Task prompt
Pick out each line of the records that includes the string "Diminution", and copy it.

┌────────

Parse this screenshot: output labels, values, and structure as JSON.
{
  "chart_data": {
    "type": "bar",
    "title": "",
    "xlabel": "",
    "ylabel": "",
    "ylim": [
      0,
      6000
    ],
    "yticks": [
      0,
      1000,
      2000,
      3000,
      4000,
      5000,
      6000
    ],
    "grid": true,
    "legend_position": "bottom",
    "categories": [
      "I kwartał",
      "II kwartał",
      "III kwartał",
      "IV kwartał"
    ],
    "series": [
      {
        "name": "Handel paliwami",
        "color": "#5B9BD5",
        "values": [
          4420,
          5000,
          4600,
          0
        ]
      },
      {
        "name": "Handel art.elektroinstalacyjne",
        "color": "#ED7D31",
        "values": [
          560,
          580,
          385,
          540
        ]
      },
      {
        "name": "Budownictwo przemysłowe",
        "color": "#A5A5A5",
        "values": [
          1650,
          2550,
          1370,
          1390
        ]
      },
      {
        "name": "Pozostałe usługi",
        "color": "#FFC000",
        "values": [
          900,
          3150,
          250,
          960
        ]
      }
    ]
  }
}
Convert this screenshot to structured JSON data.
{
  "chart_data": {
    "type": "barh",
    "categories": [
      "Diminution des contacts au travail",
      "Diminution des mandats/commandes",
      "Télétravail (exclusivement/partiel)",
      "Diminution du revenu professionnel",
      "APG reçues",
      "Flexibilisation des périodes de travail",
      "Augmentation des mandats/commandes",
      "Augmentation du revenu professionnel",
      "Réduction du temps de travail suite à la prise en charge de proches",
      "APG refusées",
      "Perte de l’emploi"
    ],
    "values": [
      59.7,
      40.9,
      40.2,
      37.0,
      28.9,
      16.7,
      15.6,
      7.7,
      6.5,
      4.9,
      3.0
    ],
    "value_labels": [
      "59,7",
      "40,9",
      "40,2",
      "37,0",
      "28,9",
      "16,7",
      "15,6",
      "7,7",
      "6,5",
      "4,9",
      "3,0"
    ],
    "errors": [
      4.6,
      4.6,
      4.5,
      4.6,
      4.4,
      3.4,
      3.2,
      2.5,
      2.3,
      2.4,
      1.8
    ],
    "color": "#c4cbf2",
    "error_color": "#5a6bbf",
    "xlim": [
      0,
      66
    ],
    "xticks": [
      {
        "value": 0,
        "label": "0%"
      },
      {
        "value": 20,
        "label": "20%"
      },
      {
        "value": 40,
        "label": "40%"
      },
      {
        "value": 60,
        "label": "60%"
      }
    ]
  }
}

└────────
┌────────

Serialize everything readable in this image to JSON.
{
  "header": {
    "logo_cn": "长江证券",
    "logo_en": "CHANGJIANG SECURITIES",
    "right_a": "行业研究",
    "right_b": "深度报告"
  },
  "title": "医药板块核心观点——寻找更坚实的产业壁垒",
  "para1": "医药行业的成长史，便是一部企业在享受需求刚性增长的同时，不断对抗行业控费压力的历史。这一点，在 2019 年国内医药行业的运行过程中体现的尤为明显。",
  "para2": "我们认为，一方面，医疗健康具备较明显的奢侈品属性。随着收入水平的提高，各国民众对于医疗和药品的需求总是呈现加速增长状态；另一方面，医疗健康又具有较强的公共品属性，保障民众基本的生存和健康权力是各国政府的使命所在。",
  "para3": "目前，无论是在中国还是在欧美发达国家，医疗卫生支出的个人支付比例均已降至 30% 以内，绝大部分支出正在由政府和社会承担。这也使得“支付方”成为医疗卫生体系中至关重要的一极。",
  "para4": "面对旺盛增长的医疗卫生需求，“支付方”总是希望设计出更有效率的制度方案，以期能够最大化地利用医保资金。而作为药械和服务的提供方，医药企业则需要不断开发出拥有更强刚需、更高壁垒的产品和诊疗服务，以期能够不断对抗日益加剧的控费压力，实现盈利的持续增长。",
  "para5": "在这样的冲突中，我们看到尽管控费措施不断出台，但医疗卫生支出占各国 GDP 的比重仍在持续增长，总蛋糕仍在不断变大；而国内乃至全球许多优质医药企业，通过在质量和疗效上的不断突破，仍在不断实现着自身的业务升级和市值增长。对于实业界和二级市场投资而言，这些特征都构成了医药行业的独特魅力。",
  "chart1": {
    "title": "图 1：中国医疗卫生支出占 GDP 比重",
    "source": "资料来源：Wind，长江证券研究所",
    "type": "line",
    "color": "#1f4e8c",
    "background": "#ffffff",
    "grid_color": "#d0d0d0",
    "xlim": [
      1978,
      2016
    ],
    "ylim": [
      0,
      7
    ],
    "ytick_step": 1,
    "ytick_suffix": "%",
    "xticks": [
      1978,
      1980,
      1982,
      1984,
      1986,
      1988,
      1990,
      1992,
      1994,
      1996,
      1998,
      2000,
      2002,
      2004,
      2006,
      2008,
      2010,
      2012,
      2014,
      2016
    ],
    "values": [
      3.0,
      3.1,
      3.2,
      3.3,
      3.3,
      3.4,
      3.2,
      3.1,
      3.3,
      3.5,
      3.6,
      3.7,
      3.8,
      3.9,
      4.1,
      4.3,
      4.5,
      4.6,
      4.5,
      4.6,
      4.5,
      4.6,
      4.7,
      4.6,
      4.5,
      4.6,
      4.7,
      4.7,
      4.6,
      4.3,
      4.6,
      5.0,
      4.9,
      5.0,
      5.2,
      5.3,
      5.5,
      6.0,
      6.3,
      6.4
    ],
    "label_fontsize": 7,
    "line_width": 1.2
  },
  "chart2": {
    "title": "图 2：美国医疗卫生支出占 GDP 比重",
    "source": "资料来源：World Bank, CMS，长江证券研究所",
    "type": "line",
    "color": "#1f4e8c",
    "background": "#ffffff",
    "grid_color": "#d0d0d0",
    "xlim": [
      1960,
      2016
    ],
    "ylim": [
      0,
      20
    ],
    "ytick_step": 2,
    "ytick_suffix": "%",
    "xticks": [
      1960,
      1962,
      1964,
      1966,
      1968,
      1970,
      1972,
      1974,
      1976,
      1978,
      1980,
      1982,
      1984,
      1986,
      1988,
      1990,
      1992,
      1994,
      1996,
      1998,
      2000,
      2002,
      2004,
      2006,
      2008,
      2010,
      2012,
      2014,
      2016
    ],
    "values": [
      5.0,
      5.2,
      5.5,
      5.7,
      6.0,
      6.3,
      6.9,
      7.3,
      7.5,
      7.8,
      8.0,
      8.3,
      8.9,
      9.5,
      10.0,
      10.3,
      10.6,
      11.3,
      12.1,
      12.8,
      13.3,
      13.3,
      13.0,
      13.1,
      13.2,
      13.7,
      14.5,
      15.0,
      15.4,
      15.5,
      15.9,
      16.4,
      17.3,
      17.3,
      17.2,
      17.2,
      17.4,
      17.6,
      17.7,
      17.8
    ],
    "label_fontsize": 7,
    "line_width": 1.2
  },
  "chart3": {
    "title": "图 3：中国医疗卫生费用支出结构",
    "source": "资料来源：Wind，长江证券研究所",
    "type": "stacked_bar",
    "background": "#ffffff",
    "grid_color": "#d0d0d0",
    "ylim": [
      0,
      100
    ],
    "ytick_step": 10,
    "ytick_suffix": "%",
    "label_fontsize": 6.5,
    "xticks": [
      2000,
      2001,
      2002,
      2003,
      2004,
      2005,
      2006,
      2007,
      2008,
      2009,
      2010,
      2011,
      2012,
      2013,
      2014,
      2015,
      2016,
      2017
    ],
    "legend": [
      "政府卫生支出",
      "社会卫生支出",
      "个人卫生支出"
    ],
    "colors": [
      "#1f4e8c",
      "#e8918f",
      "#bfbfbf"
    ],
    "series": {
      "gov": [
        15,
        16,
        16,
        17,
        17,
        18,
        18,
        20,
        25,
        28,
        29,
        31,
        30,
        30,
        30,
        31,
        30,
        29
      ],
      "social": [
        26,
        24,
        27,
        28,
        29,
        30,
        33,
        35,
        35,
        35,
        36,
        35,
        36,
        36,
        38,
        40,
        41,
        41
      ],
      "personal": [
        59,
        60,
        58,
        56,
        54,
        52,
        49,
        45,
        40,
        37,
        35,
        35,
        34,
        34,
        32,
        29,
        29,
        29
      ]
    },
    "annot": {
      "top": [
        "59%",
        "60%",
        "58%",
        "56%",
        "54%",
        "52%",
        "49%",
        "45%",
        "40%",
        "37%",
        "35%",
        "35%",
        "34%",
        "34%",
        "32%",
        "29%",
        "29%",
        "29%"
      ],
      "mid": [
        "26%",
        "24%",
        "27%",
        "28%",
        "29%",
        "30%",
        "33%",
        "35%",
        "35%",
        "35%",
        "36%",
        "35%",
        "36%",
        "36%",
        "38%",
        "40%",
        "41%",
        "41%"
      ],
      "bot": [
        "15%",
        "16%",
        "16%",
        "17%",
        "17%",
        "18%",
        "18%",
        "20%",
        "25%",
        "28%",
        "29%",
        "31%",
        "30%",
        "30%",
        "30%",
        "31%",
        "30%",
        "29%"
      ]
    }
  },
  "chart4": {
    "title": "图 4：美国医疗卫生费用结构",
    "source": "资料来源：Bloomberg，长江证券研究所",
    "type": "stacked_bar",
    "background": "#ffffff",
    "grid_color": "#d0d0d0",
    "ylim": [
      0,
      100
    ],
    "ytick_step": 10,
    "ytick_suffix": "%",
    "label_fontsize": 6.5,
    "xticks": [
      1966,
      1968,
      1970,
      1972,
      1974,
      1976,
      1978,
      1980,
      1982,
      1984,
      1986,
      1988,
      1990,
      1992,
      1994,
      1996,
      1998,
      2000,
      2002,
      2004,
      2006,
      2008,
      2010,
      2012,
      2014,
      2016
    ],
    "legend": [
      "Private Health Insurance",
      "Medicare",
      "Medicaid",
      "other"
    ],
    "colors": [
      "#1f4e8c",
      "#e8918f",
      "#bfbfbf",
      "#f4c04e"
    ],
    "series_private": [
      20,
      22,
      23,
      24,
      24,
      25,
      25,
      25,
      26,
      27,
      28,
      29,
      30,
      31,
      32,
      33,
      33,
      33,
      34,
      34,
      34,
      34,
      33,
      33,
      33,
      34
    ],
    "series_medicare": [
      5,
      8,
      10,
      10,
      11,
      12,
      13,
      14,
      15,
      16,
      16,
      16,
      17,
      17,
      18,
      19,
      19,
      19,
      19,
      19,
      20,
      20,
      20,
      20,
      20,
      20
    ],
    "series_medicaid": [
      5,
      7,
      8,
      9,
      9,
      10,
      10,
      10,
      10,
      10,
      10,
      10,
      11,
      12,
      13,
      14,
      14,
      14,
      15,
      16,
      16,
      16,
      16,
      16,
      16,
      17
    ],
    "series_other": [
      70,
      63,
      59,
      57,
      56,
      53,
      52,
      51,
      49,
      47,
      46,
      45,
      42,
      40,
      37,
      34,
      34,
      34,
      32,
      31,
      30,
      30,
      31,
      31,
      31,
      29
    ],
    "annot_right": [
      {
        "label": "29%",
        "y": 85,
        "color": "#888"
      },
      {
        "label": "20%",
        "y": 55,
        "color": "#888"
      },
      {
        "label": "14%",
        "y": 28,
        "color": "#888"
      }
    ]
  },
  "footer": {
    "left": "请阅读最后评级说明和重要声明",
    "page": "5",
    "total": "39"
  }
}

└────────

Full solution
      "Diminution des contacts au travail",
      "Diminution des mandats/commandes",
      "Diminution du revenu professionnel",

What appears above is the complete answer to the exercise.